-- What the task requires --
Copy out every one of the following entries word for word, leaving out the pictures.

-- Input data --
========================================================================
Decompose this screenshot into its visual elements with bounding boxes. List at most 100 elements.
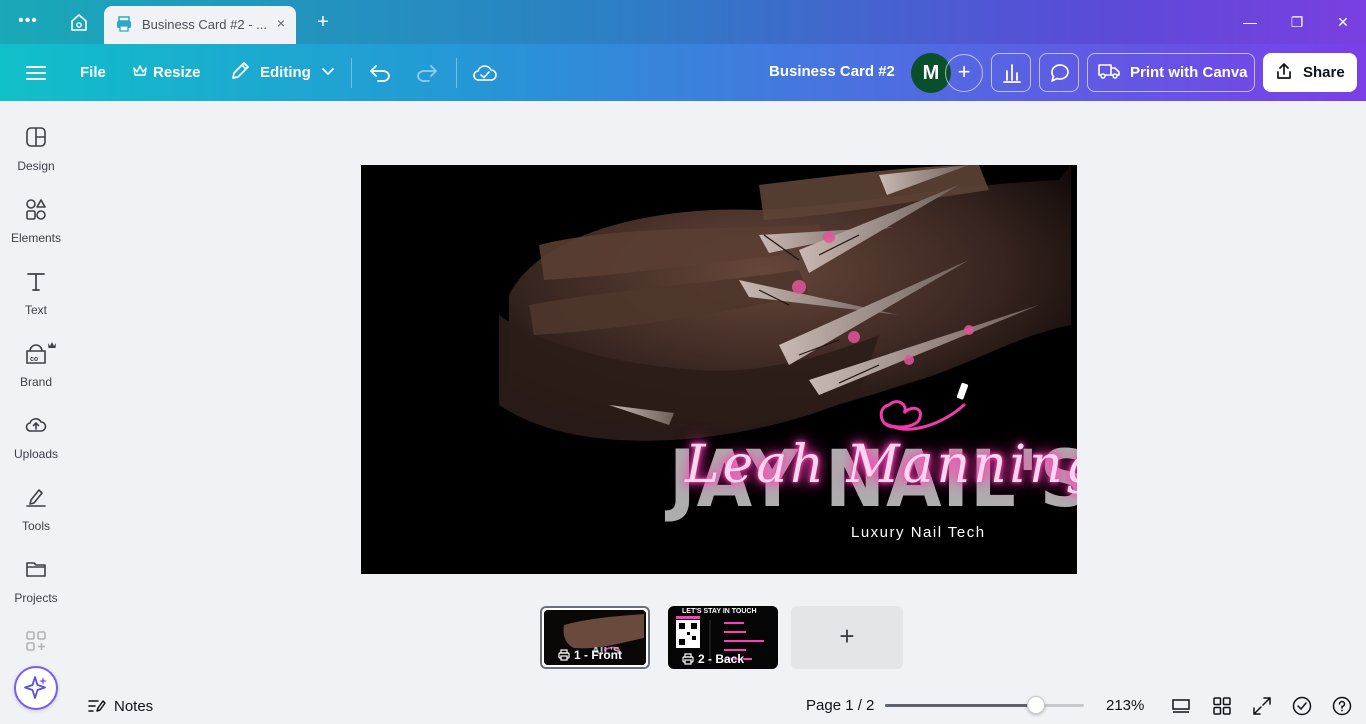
bar-chart-icon	[1003, 64, 1021, 83]
check-button[interactable]	[1292, 696, 1312, 716]
editing-label: Editing	[260, 64, 311, 81]
share-label: Share	[1303, 64, 1345, 81]
uploads-icon	[25, 418, 47, 432]
help-button[interactable]	[1332, 696, 1352, 716]
main-menu-button[interactable]	[26, 44, 46, 101]
help-icon	[1332, 696, 1352, 716]
sidebar-item-label: Design	[17, 159, 55, 173]
left-sidebar: Design Elements Text co Brand Uploads To…	[0, 101, 72, 724]
active-browser-tab[interactable]: Business Card #2 - ... ×	[104, 6, 296, 44]
truck-icon	[1098, 63, 1120, 83]
pages-view-button[interactable]	[1171, 696, 1191, 716]
apps-icon	[26, 631, 46, 651]
zoom-level[interactable]: 213%	[1106, 697, 1144, 714]
sparkle-icon	[24, 676, 47, 699]
sidebar-item-label: Text	[24, 303, 47, 317]
add-page-button[interactable]: +	[791, 606, 903, 669]
sidebar-item-projects[interactable]: Projects	[0, 557, 72, 621]
check-circle-icon	[1292, 696, 1312, 716]
sidebar-item-label: Brand	[19, 375, 53, 389]
page-label: 1 - Front	[558, 648, 622, 662]
print-favicon-icon	[116, 16, 132, 32]
owner-name-text[interactable]: Leah Manning	[685, 435, 1077, 495]
comment-icon	[1051, 64, 1069, 82]
page-label-text: 2 - Back	[698, 652, 745, 666]
brand-icon: co	[26, 342, 56, 364]
save-status-button[interactable]	[473, 44, 497, 101]
browser-tab-strip: ••• Business Card #2 - ... × + — ❐ ✕	[0, 0, 1366, 44]
tools-icon	[26, 489, 46, 507]
resize-button[interactable]: Resize	[133, 44, 201, 101]
zoom-slider-handle[interactable]	[1027, 696, 1046, 714]
toolbar-divider	[456, 58, 457, 88]
toolbar-divider	[351, 58, 352, 88]
pencil-icon	[230, 61, 250, 85]
chevron-down-icon	[321, 64, 335, 81]
sidebar-item-brand[interactable]: co Brand	[0, 341, 72, 405]
print-icon	[682, 653, 694, 665]
restore-button[interactable]: ❐	[1286, 12, 1308, 34]
page-label: 2 - Back	[682, 652, 744, 666]
redo-button[interactable]	[416, 44, 438, 101]
home-tab-icon[interactable]	[68, 12, 90, 34]
document-title[interactable]: Business Card #2	[769, 63, 895, 80]
design-canvas[interactable]: JAY NAIL'S Leah Manning Luxury Nail Tech	[361, 165, 1077, 574]
page-thumbnail-back[interactable]: LET'S STAY IN TOUCH 2 - Back	[668, 606, 778, 669]
hamburger-icon	[26, 65, 46, 80]
page-label-text: 1 - Front	[574, 648, 622, 662]
page-indicator[interactable]: Page 1 / 2	[806, 697, 874, 714]
sidebar-item-uploads[interactable]: Uploads	[0, 413, 72, 477]
editing-mode-dropdown[interactable]: Editing	[230, 44, 335, 101]
tagline-text[interactable]: Luxury Nail Tech	[851, 524, 986, 541]
print-icon	[558, 649, 570, 661]
insights-button[interactable]	[991, 53, 1031, 92]
sidebar-item-label: Projects	[14, 591, 58, 605]
elements-icon	[26, 199, 46, 220]
cloud-check-icon	[473, 64, 497, 81]
sidebar-item-text[interactable]: Text	[0, 269, 72, 333]
print-with-canva-button[interactable]: Print with Canva	[1087, 53, 1255, 92]
minimize-button[interactable]: —	[1239, 12, 1261, 34]
text-icon	[27, 273, 45, 291]
magic-assistant-button[interactable]	[14, 666, 58, 710]
notes-label: Notes	[114, 697, 154, 715]
sidebar-item-design[interactable]: Design	[0, 125, 72, 189]
grid-view-button[interactable]	[1212, 696, 1232, 716]
undo-button[interactable]	[369, 44, 391, 101]
sidebar-item-label: Uploads	[13, 447, 59, 461]
grid-icon	[1213, 697, 1231, 715]
redo-icon	[417, 64, 437, 82]
sidebar-item-apps[interactable]	[0, 629, 72, 651]
notes-button[interactable]: Notes	[88, 694, 153, 718]
sidebar-item-elements[interactable]: Elements	[0, 197, 72, 261]
tab-close-icon[interactable]: ×	[272, 14, 290, 32]
fullscreen-button[interactable]	[1252, 696, 1272, 716]
projects-icon	[26, 562, 46, 577]
comments-button[interactable]	[1039, 53, 1079, 92]
zoom-slider[interactable]	[885, 696, 1084, 714]
notes-icon	[88, 700, 106, 712]
resize-label: Resize	[153, 64, 201, 81]
design-icon	[26, 127, 46, 147]
share-button[interactable]: Share	[1263, 53, 1357, 92]
file-menu-button[interactable]: File	[80, 44, 106, 101]
page-thumbnail-front[interactable]: AIL'S 1 - Front	[540, 606, 650, 669]
zoom-slider-fill	[885, 704, 1037, 707]
print-label: Print with Canva	[1130, 64, 1248, 81]
sidebar-item-label: Tools	[21, 519, 50, 533]
page-view-icon	[1172, 699, 1190, 713]
new-tab-button[interactable]: +	[312, 11, 334, 33]
svg-text:co: co	[30, 356, 38, 363]
sidebar-item-tools[interactable]: Tools	[0, 485, 72, 549]
undo-icon	[370, 64, 390, 82]
add-collaborator-button[interactable]: +	[945, 54, 983, 92]
close-window-button[interactable]: ✕	[1332, 12, 1354, 34]
file-label: File	[80, 64, 106, 81]
editor-toolbar: File Resize Editing Business Card #2 M +	[0, 44, 1366, 101]
sidebar-item-label: Elements	[10, 231, 62, 245]
tab-title: Business Card #2 - ...	[142, 17, 267, 32]
browser-menu-icon[interactable]: •••	[16, 12, 40, 32]
expand-icon	[1253, 697, 1271, 715]
crown-icon	[133, 64, 147, 81]
share-icon	[1275, 62, 1293, 84]
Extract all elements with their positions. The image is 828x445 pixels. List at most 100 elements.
========================================================================
-- Solution to this exercise --
Decompose this screenshot into its visual elements with bounding boxes. List at most 100 elements.
bar-chart-icon	[1003, 64, 1021, 83]
check-button[interactable]	[1292, 696, 1312, 716]
editing-label: Editing	[260, 64, 311, 81]
share-label: Share	[1303, 64, 1345, 81]
uploads-icon	[25, 418, 47, 432]
help-button[interactable]	[1332, 696, 1352, 716]
main-menu-button[interactable]	[26, 44, 46, 101]
help-icon	[1332, 696, 1352, 716]
sidebar-item-label: Design	[17, 159, 55, 173]
left-sidebar: Design Elements Text co Brand Uploads To…	[0, 101, 72, 724]
active-browser-tab[interactable]: Business Card #2 - ... ×	[104, 6, 296, 44]
truck-icon	[1098, 63, 1120, 83]
pages-view-button[interactable]	[1171, 696, 1191, 716]
apps-icon	[26, 631, 46, 651]
zoom-level[interactable]: 213%	[1106, 697, 1144, 714]
sparkle-icon	[24, 676, 47, 699]
sidebar-item-label: Text	[24, 303, 47, 317]
add-page-button[interactable]: +	[791, 606, 903, 669]
sidebar-item-projects[interactable]: Projects	[0, 557, 72, 621]
check-circle-icon	[1292, 696, 1312, 716]
sidebar-item-label: Brand	[19, 375, 53, 389]
page-label: 1 - Front	[558, 648, 622, 662]
print-favicon-icon	[116, 16, 132, 32]
owner-name-text[interactable]: Leah Manning	[685, 435, 1077, 495]
comment-icon	[1051, 64, 1069, 82]
page-label-text: 2 - Back	[698, 652, 745, 666]
brand-icon: co	[26, 342, 56, 364]
save-status-button[interactable]	[473, 44, 497, 101]
browser-tab-strip: ••• Business Card #2 - ... × + — ❐ ✕	[0, 0, 1366, 44]
tools-icon	[26, 489, 46, 507]
resize-button[interactable]: Resize	[133, 44, 201, 101]
zoom-slider-handle[interactable]	[1027, 696, 1046, 714]
toolbar-divider	[456, 58, 457, 88]
toolbar-divider	[351, 58, 352, 88]
pencil-icon	[230, 61, 250, 85]
chevron-down-icon	[321, 64, 335, 81]
sidebar-item-brand[interactable]: co Brand	[0, 341, 72, 405]
print-icon	[682, 653, 694, 665]
restore-button[interactable]: ❐	[1286, 12, 1308, 34]
page-label: 2 - Back	[682, 652, 744, 666]
redo-button[interactable]	[416, 44, 438, 101]
home-tab-icon[interactable]	[68, 12, 90, 34]
document-title[interactable]: Business Card #2	[769, 63, 895, 80]
design-canvas[interactable]: JAY NAIL'S Leah Manning Luxury Nail Tech	[361, 165, 1077, 574]
page-thumbnail-back[interactable]: LET'S STAY IN TOUCH 2 - Back	[668, 606, 778, 669]
hamburger-icon	[26, 65, 46, 80]
page-label-text: 1 - Front	[574, 648, 622, 662]
page-indicator[interactable]: Page 1 / 2	[806, 697, 874, 714]
sidebar-item-uploads[interactable]: Uploads	[0, 413, 72, 477]
editing-mode-dropdown[interactable]: Editing	[230, 44, 335, 101]
tagline-text[interactable]: Luxury Nail Tech	[851, 524, 986, 541]
print-icon	[558, 649, 570, 661]
insights-button[interactable]	[991, 53, 1031, 92]
sidebar-item-label: Projects	[14, 591, 58, 605]
elements-icon	[26, 199, 46, 220]
cloud-check-icon	[473, 64, 497, 81]
sidebar-item-text[interactable]: Text	[0, 269, 72, 333]
print-with-canva-button[interactable]: Print with Canva	[1087, 53, 1255, 92]
minimize-button[interactable]: —	[1239, 12, 1261, 34]
text-icon	[27, 273, 45, 291]
magic-assistant-button[interactable]	[14, 666, 58, 710]
notes-label: Notes	[114, 697, 154, 715]
sidebar-item-design[interactable]: Design	[0, 125, 72, 189]
grid-view-button[interactable]	[1212, 696, 1232, 716]
undo-button[interactable]	[369, 44, 391, 101]
sidebar-item-label: Uploads	[13, 447, 59, 461]
grid-icon	[1213, 697, 1231, 715]
redo-icon	[417, 64, 437, 82]
sidebar-item-apps[interactable]	[0, 629, 72, 651]
notes-button[interactable]: Notes	[88, 694, 153, 718]
sidebar-item-elements[interactable]: Elements	[0, 197, 72, 261]
tab-close-icon[interactable]: ×	[272, 14, 290, 32]
fullscreen-button[interactable]	[1252, 696, 1272, 716]
projects-icon	[26, 562, 46, 577]
comments-button[interactable]	[1039, 53, 1079, 92]
zoom-slider[interactable]	[885, 696, 1084, 714]
notes-icon	[88, 700, 106, 712]
resize-label: Resize	[153, 64, 201, 81]
design-icon	[26, 127, 46, 147]
share-button[interactable]: Share	[1263, 53, 1357, 92]
file-menu-button[interactable]: File	[80, 44, 106, 101]
page-thumbnail-front[interactable]: AIL'S 1 - Front	[540, 606, 650, 669]
zoom-slider-fill	[885, 704, 1037, 707]
print-label: Print with Canva	[1130, 64, 1248, 81]
sidebar-item-label: Tools	[21, 519, 50, 533]
page-view-icon	[1172, 699, 1190, 713]
new-tab-button[interactable]: +	[312, 11, 334, 33]
svg-text:co: co	[30, 356, 38, 363]
sidebar-item-tools[interactable]: Tools	[0, 485, 72, 549]
undo-icon	[370, 64, 390, 82]
add-collaborator-button[interactable]: +	[945, 54, 983, 92]
close-window-button[interactable]: ✕	[1332, 12, 1354, 34]
file-label: File	[80, 64, 106, 81]
editor-toolbar: File Resize Editing Business Card #2 M +	[0, 44, 1366, 101]
sidebar-item-label: Elements	[10, 231, 62, 245]
tab-title: Business Card #2 - ...	[142, 17, 267, 32]
browser-menu-icon[interactable]: •••	[16, 12, 40, 32]
expand-icon	[1253, 697, 1271, 715]
crown-icon	[133, 64, 147, 81]
share-icon	[1275, 62, 1293, 84]
Extract all elements with their positions. The image is 828x445 pixels. List at most 100 elements.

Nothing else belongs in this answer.